Required work:
Find each line with the string "title" and copy it.

Entries shown:

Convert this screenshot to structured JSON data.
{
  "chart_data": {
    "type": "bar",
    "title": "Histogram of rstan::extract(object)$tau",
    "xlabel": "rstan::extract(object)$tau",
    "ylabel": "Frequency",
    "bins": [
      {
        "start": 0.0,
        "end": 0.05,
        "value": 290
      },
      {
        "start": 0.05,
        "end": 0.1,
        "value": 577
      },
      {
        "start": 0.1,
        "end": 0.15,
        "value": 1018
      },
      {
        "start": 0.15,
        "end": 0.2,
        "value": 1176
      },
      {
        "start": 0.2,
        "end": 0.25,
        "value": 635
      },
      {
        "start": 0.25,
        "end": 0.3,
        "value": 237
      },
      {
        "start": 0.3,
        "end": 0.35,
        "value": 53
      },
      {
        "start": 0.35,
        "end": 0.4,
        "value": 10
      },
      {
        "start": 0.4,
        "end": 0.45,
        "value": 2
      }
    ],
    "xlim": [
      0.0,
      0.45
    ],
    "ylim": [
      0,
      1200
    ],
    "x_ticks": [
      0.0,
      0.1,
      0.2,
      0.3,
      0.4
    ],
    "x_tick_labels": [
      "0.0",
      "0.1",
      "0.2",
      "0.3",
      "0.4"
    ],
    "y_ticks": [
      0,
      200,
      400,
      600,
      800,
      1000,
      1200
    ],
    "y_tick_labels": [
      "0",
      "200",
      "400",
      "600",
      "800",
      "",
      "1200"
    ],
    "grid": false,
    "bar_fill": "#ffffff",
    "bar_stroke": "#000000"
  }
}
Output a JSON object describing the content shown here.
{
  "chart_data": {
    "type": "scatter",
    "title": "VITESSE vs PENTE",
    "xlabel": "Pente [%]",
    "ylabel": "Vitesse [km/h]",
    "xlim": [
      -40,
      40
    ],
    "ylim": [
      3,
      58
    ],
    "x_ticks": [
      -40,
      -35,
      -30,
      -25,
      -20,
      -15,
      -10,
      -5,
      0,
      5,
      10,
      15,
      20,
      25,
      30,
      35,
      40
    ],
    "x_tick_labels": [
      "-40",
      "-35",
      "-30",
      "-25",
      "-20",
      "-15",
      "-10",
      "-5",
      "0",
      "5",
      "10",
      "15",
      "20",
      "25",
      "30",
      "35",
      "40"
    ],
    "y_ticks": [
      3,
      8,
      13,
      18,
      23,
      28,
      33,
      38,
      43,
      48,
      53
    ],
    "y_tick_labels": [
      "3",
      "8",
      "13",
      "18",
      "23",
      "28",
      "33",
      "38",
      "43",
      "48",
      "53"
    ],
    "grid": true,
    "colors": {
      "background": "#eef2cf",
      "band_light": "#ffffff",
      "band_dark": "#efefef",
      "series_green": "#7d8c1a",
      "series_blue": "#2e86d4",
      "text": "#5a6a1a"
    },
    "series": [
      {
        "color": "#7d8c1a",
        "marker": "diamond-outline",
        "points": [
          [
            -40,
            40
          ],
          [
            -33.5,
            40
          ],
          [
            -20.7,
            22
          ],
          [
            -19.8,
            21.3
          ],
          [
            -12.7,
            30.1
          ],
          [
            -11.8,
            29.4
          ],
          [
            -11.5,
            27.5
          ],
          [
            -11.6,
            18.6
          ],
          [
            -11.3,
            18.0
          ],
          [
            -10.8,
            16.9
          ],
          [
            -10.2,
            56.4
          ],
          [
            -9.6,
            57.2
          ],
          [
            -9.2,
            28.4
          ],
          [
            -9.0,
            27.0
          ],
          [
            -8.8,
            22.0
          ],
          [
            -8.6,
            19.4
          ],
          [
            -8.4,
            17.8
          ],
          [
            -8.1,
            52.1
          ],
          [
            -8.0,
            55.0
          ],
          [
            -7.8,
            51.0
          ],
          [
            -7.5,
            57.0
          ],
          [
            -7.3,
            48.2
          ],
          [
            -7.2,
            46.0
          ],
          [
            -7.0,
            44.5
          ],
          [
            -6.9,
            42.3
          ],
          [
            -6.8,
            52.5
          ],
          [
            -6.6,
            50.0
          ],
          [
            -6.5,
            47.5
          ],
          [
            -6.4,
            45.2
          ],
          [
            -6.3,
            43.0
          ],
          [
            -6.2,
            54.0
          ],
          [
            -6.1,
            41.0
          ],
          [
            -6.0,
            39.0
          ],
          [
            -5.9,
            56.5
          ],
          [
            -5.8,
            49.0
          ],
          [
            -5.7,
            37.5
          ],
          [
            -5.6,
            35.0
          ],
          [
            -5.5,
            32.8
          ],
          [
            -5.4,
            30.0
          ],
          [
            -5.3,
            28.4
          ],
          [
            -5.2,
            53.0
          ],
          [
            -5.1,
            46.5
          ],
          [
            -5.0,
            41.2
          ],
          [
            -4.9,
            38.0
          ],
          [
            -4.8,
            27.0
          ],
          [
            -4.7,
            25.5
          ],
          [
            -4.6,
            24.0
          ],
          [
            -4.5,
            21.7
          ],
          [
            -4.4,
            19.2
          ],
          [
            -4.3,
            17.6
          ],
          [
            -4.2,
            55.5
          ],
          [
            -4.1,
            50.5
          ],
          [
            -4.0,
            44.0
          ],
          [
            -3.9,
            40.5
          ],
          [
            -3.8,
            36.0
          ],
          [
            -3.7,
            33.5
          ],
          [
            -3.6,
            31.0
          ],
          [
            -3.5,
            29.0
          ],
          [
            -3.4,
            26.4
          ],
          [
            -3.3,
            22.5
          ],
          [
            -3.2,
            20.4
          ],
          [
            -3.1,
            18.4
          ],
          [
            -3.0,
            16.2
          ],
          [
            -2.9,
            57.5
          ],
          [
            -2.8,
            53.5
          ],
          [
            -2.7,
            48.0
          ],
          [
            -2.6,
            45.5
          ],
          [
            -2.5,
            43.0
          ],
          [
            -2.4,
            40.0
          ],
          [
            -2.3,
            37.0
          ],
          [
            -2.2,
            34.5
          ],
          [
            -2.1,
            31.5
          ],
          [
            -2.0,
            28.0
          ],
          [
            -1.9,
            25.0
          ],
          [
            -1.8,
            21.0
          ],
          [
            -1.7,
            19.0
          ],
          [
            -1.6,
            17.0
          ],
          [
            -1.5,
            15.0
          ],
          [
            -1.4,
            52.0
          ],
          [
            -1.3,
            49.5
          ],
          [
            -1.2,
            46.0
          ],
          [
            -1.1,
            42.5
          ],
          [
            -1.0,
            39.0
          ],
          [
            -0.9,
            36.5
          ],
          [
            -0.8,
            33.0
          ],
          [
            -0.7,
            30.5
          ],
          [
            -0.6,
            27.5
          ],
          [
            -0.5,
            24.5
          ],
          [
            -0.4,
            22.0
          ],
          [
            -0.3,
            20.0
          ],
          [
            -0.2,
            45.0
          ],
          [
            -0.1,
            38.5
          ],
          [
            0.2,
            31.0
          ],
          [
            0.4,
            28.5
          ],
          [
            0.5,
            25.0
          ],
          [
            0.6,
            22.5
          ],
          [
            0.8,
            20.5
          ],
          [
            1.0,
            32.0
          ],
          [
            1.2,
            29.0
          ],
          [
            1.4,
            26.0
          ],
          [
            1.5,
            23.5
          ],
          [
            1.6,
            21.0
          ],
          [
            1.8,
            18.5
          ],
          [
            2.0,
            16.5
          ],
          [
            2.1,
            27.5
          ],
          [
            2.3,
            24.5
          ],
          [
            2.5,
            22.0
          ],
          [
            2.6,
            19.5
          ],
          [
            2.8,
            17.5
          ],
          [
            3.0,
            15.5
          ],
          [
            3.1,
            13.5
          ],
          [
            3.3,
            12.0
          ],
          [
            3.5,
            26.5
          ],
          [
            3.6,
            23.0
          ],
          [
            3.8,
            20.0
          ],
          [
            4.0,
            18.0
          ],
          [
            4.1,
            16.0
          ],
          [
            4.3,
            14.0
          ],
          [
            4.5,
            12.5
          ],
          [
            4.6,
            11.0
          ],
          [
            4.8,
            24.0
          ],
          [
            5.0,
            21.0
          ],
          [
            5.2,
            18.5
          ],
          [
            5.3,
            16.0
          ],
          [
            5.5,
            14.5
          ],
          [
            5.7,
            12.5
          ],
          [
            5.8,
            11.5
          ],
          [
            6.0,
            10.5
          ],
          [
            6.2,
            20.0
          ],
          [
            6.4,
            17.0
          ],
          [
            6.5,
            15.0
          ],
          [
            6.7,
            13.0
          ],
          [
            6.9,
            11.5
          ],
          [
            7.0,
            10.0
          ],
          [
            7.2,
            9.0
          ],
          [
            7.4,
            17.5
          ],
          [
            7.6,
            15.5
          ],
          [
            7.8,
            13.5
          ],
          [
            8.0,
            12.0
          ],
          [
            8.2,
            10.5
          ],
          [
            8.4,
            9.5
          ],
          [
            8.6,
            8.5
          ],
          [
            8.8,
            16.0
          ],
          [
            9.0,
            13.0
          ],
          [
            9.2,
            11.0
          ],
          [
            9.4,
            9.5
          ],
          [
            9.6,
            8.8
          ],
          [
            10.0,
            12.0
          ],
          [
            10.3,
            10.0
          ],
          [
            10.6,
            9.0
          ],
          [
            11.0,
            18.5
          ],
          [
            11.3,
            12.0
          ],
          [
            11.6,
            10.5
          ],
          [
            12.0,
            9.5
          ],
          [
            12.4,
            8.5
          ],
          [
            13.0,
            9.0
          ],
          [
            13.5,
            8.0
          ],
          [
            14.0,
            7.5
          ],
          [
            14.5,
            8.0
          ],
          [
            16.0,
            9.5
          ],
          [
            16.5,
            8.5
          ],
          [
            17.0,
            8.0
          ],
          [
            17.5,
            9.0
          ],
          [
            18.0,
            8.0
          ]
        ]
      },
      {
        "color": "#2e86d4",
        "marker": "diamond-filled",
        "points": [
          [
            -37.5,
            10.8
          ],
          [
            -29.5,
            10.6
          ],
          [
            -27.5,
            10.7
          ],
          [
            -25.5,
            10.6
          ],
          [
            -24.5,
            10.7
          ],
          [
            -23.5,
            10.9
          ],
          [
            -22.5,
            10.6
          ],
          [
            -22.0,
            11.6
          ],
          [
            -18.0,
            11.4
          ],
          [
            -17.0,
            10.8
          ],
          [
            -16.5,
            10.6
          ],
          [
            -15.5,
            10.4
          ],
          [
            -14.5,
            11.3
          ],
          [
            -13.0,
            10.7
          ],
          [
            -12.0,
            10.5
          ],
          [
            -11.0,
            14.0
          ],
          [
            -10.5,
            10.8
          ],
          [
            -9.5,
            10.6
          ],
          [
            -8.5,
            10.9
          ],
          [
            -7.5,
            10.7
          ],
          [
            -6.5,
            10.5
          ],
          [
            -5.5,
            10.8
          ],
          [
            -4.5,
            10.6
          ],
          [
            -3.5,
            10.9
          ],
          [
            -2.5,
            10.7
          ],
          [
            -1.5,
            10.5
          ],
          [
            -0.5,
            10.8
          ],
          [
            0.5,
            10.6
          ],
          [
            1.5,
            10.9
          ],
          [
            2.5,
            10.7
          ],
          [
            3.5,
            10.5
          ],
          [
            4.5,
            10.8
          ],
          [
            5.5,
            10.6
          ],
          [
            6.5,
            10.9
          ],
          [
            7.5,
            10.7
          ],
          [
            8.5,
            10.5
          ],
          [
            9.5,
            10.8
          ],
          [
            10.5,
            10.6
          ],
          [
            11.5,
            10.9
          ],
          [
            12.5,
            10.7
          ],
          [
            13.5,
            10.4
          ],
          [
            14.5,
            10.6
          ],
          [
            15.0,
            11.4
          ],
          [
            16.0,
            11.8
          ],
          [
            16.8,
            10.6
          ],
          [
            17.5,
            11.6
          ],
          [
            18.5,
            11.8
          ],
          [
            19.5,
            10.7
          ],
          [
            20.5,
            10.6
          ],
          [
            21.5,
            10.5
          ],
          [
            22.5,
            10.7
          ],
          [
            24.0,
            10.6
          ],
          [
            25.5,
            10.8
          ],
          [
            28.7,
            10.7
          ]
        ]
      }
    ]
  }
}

Finished answer:
    "title": "Histogram of rstan::extract(object)$tau",
    "title": "VITESSE vs PENTE",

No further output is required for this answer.